-------- DATASET RECORDS
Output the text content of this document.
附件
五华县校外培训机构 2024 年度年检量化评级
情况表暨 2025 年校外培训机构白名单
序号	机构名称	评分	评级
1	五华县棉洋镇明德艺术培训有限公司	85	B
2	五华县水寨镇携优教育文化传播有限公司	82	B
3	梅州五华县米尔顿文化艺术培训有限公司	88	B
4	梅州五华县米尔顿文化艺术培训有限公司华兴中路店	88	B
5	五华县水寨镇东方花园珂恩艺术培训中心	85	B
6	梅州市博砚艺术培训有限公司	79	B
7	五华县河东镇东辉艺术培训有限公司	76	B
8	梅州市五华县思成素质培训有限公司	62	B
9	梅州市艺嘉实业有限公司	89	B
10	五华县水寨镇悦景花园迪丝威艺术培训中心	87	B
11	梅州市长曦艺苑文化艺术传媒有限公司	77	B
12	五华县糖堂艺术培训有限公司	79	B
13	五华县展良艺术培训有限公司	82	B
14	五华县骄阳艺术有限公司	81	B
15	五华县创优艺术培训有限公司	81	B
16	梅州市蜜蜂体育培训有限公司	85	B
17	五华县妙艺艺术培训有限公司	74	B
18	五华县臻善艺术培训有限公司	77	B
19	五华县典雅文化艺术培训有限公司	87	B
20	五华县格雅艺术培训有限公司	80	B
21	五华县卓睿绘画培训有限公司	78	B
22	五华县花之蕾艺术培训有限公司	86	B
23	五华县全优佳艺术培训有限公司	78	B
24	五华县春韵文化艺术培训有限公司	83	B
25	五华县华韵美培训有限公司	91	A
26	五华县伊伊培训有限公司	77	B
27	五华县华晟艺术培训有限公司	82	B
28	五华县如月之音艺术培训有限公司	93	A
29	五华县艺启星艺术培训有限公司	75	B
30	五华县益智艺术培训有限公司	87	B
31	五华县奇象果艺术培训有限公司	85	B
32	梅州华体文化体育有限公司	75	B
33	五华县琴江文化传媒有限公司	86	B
----------------
-------- DATASET RECORDS
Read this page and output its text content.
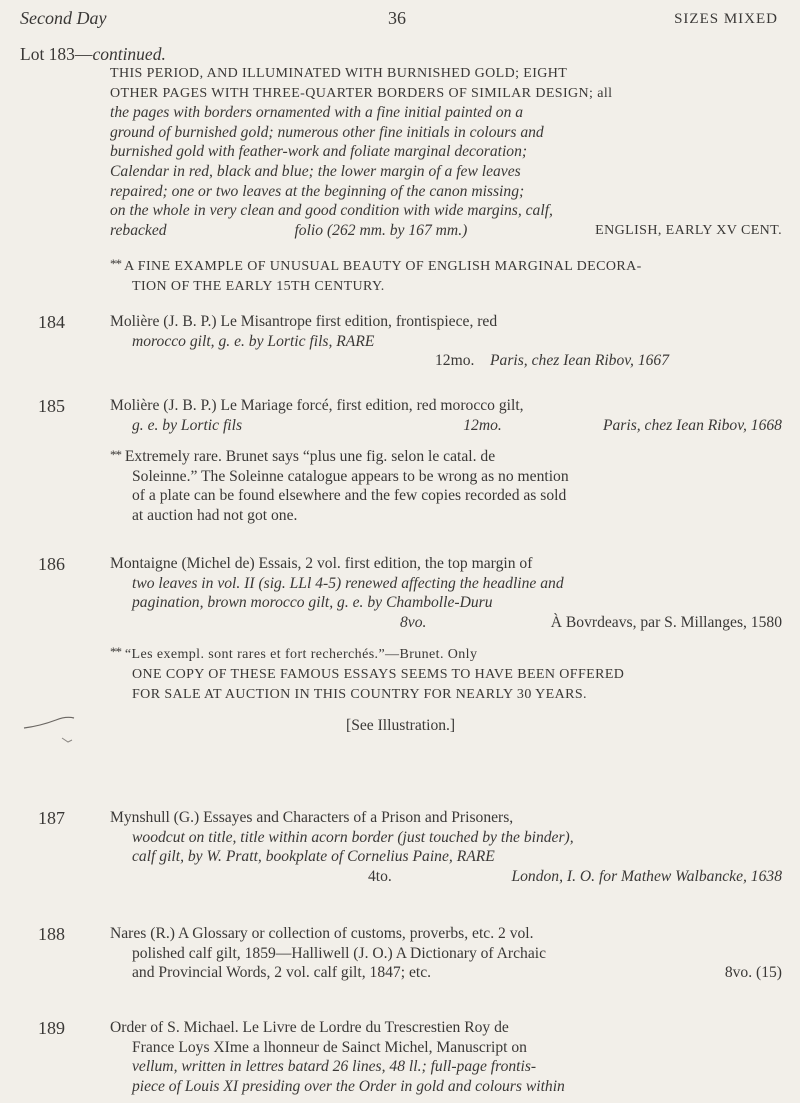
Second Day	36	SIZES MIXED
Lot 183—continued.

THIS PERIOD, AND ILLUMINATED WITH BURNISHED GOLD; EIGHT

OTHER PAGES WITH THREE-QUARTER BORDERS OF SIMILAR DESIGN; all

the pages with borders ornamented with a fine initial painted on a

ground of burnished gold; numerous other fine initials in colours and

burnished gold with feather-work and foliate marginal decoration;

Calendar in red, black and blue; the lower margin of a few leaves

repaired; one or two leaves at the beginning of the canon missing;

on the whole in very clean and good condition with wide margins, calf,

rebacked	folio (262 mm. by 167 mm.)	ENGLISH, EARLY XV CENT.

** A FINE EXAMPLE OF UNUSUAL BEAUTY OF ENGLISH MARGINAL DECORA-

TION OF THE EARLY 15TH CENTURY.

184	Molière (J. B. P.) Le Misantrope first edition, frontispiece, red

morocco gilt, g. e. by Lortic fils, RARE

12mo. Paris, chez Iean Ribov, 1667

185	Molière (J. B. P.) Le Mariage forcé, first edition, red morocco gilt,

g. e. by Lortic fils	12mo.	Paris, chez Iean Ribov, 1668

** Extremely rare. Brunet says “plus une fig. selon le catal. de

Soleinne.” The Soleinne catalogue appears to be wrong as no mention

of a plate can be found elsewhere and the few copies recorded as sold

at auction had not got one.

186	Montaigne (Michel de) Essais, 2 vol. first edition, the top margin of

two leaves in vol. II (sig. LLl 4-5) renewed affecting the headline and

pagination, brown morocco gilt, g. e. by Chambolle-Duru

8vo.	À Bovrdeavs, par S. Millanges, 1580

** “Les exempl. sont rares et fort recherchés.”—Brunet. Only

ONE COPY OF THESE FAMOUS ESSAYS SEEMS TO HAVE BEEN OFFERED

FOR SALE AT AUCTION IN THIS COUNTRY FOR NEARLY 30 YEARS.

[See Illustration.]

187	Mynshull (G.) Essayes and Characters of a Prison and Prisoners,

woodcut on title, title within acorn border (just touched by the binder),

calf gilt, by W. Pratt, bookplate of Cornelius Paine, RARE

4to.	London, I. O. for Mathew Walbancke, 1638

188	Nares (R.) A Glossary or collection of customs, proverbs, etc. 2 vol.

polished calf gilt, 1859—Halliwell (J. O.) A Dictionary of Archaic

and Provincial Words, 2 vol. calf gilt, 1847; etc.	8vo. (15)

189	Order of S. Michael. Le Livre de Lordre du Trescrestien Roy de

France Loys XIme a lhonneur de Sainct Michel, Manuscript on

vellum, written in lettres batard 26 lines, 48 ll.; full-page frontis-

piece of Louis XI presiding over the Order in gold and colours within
----------------
-------- DATASET RECORDS
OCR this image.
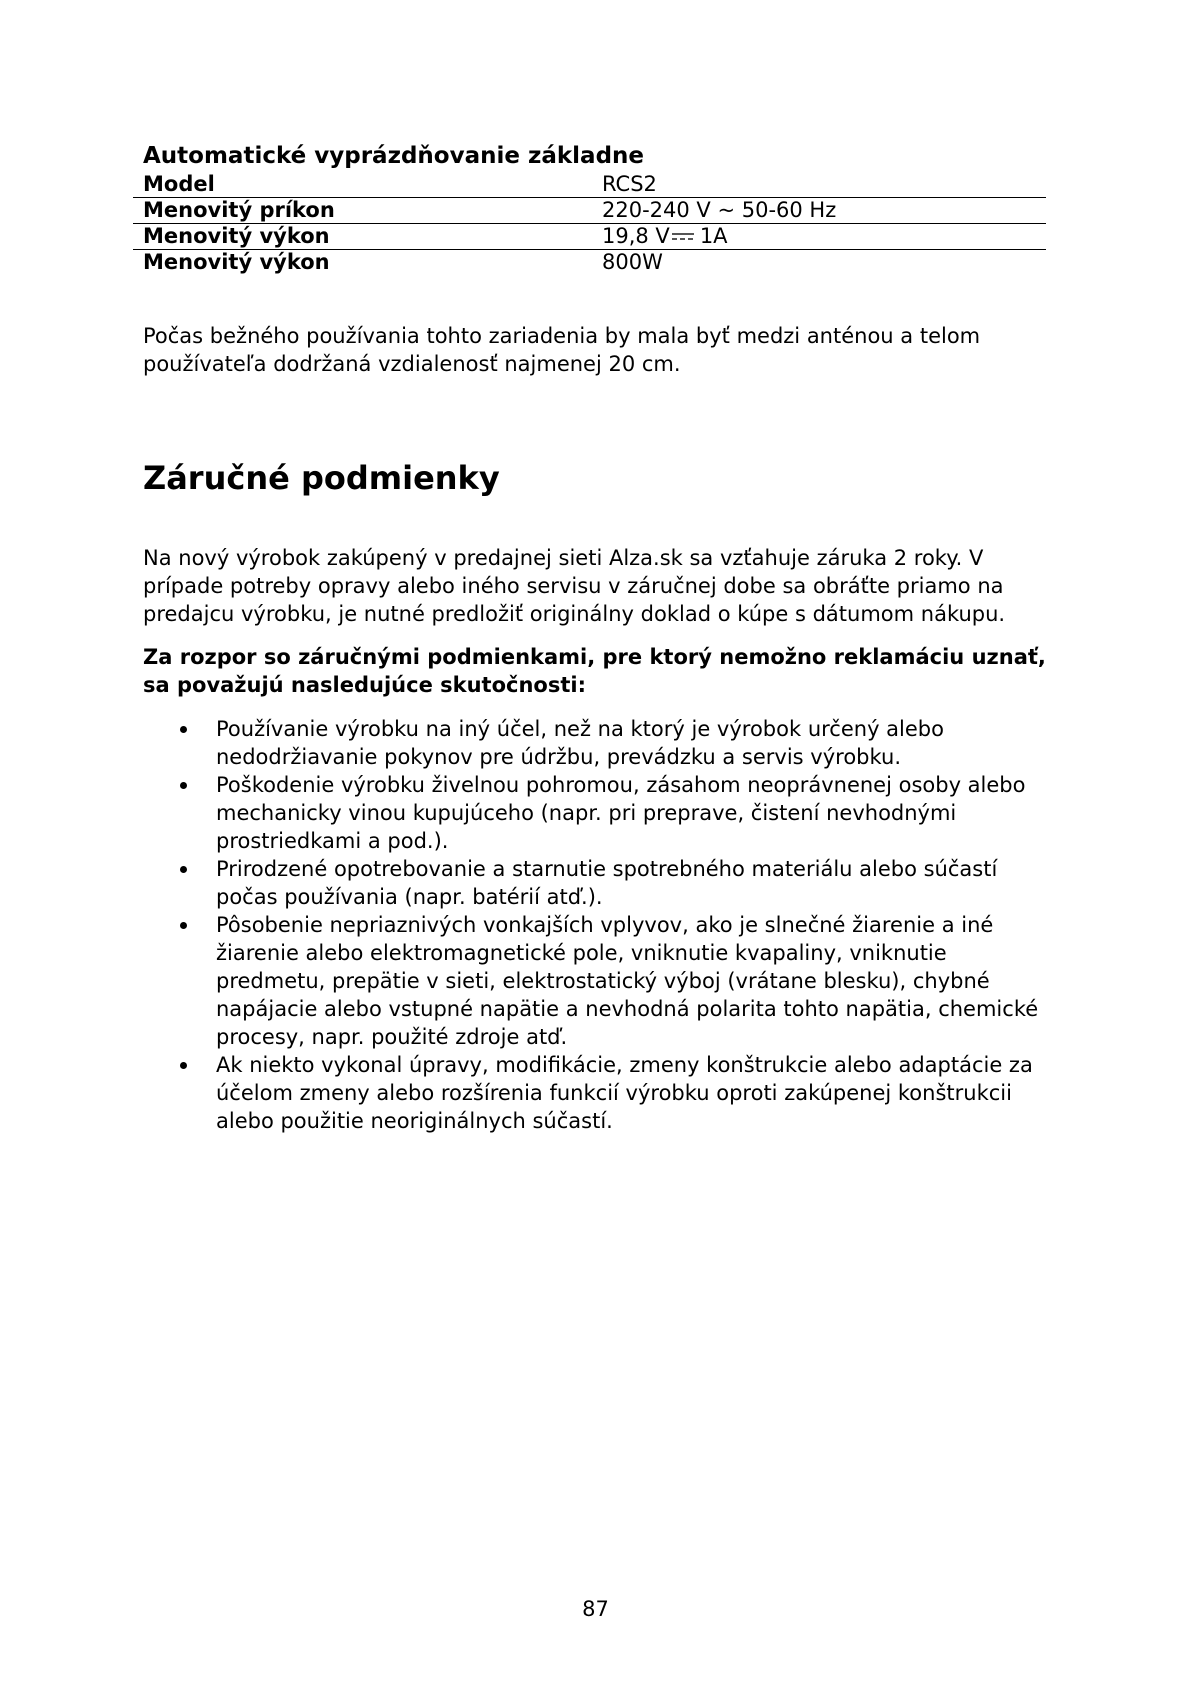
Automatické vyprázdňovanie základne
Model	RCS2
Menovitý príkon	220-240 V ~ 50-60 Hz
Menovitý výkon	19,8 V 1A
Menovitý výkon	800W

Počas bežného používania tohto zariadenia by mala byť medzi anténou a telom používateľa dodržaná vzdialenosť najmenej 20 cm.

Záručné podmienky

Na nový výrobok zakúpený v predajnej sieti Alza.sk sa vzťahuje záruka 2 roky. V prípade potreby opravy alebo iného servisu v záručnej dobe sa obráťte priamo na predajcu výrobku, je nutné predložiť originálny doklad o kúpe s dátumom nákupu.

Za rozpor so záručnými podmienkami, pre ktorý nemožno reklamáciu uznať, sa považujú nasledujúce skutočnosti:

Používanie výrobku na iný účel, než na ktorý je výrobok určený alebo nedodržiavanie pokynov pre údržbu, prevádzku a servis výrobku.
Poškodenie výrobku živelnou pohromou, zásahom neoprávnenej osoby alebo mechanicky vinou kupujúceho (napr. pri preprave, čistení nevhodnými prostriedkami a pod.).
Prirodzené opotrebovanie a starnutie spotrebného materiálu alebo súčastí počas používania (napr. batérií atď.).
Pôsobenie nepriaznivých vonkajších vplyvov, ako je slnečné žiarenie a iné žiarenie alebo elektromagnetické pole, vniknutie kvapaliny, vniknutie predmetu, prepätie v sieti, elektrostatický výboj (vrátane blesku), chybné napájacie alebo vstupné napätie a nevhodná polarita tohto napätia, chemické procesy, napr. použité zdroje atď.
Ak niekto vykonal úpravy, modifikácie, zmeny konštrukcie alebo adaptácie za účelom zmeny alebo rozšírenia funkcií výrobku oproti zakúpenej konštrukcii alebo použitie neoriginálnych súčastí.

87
----------------
◆ GIVEN TASK:
Pull out all lines of the data with the string "first".

◆ RESULT OF THE TASK:
184	Molière (J. B. P.) Le Misantrope first edition, frontispiece, red
185	Molière (J. B. P.) Le Mariage forcé, first edition, red morocco gilt,
186	Montaigne (Michel de) Essais, 2 vol. first edition, the top margin of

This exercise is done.